▶ **TASK GOAL**: For each line in the data below that holds "Advertised", return a copy.

[Source records]

━━━━━━━━━━━━━━━━

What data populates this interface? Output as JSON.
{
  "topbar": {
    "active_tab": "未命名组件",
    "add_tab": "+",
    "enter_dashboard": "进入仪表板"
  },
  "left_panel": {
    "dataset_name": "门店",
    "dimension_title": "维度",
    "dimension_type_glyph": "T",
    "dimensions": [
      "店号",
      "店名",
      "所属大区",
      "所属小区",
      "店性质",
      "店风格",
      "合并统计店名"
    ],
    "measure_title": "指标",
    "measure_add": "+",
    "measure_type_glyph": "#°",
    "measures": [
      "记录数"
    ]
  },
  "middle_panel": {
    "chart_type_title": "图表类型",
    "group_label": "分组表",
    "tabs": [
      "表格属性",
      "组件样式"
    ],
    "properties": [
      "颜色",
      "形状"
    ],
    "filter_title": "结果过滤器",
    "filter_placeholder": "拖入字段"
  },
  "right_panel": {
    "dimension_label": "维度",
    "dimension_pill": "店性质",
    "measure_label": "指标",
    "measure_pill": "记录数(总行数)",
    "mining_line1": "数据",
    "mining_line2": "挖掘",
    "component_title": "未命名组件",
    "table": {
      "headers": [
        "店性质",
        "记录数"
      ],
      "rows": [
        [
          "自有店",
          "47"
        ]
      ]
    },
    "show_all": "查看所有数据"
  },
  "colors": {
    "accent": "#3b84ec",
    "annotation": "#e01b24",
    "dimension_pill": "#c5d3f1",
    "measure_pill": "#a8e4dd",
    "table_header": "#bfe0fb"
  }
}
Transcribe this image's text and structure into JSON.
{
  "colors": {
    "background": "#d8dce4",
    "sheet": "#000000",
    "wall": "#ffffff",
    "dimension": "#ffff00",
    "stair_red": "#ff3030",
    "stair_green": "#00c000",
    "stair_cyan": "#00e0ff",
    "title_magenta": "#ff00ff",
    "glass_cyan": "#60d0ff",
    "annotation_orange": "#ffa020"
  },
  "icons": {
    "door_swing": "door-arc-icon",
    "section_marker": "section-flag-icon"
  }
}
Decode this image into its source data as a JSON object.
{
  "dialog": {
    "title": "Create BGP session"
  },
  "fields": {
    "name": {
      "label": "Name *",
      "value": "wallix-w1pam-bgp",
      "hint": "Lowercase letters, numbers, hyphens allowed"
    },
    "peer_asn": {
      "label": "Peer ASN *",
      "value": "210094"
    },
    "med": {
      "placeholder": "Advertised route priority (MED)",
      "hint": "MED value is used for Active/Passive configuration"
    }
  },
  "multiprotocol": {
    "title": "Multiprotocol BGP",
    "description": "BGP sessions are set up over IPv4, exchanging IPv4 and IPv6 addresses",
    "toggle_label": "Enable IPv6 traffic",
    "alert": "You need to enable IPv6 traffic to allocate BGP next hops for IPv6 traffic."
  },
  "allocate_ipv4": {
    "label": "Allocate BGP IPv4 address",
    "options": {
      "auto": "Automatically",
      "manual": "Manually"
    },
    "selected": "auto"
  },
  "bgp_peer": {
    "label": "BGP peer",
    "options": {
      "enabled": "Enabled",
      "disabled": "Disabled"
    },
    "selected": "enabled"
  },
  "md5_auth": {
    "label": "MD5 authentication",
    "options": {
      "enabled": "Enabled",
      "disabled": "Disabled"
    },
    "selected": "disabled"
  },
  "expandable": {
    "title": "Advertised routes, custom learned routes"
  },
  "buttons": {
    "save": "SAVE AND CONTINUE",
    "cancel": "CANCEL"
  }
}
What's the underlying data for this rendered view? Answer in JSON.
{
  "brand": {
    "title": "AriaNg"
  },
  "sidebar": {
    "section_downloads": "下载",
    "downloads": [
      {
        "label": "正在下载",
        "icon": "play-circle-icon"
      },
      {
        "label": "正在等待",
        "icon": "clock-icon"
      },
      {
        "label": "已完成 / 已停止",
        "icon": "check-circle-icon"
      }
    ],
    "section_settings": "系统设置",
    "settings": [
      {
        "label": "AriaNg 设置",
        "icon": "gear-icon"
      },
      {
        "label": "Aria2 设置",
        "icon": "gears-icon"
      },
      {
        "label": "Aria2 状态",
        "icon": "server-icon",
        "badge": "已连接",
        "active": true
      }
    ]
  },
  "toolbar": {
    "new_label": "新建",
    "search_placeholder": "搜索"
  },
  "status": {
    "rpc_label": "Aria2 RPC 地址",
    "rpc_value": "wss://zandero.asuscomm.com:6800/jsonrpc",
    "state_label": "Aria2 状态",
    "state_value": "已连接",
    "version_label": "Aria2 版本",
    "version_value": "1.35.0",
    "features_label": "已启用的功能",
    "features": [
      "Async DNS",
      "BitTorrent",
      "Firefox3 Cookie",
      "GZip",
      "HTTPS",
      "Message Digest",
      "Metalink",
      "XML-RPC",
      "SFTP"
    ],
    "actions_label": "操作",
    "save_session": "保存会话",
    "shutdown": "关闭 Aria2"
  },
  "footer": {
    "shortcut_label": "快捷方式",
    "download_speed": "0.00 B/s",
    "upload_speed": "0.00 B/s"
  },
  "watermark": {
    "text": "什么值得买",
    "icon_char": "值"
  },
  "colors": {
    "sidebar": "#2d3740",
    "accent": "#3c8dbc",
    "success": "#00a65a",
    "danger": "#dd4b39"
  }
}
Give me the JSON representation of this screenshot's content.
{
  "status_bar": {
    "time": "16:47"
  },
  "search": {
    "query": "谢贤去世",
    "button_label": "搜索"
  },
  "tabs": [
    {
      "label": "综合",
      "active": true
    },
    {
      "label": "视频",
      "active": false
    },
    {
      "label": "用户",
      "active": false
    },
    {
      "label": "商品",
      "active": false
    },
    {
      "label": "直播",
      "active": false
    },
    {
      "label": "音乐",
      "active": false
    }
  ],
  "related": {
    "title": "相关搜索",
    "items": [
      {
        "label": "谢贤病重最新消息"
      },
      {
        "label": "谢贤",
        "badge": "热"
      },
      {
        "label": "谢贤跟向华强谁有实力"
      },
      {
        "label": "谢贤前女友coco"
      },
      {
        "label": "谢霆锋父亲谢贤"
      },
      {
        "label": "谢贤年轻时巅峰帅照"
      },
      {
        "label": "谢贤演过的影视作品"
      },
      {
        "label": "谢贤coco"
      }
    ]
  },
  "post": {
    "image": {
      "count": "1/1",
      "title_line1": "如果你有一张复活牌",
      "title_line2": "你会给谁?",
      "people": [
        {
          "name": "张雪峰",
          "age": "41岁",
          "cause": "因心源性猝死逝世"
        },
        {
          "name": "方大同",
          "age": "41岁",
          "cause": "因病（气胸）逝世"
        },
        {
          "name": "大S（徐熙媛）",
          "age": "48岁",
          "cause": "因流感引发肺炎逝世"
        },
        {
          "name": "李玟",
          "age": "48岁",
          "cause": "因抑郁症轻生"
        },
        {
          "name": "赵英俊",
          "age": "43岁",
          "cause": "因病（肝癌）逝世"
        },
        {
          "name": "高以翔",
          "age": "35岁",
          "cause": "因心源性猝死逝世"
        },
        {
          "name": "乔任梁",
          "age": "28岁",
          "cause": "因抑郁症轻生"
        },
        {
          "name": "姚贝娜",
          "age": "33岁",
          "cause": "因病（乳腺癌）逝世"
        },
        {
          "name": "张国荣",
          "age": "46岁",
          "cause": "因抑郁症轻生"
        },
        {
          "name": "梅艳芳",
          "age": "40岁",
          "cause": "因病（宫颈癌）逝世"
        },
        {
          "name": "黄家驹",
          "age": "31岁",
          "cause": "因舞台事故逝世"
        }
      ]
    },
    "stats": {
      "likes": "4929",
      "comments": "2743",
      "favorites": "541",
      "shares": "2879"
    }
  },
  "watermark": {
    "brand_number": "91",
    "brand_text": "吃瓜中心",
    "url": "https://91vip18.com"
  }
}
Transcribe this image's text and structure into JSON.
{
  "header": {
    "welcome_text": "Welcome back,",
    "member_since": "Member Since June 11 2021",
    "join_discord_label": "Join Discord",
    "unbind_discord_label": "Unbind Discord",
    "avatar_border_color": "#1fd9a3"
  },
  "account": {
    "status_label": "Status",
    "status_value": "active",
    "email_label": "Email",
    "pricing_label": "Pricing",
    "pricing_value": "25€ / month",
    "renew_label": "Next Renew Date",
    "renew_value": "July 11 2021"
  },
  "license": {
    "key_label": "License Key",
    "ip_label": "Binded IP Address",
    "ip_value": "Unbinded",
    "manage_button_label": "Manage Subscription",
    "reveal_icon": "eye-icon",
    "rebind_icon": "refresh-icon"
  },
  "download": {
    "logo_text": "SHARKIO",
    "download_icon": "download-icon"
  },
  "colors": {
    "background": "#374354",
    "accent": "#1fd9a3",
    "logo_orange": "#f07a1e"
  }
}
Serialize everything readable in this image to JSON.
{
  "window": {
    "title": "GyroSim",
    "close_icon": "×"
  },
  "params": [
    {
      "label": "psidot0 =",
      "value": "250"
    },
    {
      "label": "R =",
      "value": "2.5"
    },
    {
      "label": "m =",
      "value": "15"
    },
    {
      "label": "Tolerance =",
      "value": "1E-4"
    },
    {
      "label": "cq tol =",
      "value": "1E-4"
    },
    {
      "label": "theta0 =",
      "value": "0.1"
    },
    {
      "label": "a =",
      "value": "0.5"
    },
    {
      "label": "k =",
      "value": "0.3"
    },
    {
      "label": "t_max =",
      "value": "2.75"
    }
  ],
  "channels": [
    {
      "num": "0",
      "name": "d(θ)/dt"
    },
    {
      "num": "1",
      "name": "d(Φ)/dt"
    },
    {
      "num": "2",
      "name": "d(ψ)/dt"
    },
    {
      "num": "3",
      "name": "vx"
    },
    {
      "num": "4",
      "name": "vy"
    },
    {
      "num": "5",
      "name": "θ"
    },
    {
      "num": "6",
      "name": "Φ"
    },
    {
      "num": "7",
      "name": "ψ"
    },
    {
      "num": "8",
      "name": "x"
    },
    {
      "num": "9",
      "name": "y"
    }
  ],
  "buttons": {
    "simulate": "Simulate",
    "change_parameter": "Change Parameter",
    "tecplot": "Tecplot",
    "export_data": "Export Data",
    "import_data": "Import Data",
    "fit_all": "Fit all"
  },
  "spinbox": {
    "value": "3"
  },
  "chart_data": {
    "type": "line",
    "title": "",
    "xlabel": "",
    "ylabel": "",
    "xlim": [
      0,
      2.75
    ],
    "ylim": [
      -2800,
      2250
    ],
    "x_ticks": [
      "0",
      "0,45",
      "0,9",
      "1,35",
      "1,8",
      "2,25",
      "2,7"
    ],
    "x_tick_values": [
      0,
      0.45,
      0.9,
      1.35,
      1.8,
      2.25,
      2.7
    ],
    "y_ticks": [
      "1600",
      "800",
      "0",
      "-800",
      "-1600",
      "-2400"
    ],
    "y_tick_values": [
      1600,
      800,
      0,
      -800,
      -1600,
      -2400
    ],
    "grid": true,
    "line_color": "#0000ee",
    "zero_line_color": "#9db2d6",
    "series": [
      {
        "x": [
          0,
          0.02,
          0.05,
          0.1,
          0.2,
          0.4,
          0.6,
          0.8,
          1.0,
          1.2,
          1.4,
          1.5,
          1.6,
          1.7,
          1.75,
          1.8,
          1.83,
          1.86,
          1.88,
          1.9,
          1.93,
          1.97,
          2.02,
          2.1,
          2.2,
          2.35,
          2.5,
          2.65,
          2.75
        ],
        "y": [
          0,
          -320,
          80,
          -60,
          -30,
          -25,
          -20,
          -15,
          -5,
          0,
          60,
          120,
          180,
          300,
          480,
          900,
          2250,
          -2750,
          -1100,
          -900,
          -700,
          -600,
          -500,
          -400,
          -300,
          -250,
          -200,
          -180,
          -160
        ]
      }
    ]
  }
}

━━━━━━━━━━━━━━━━

▶ **THE RESULT**:
      "placeholder": "Advertised route priority (MED)",
    "title": "Advertised routes, custom learned routes"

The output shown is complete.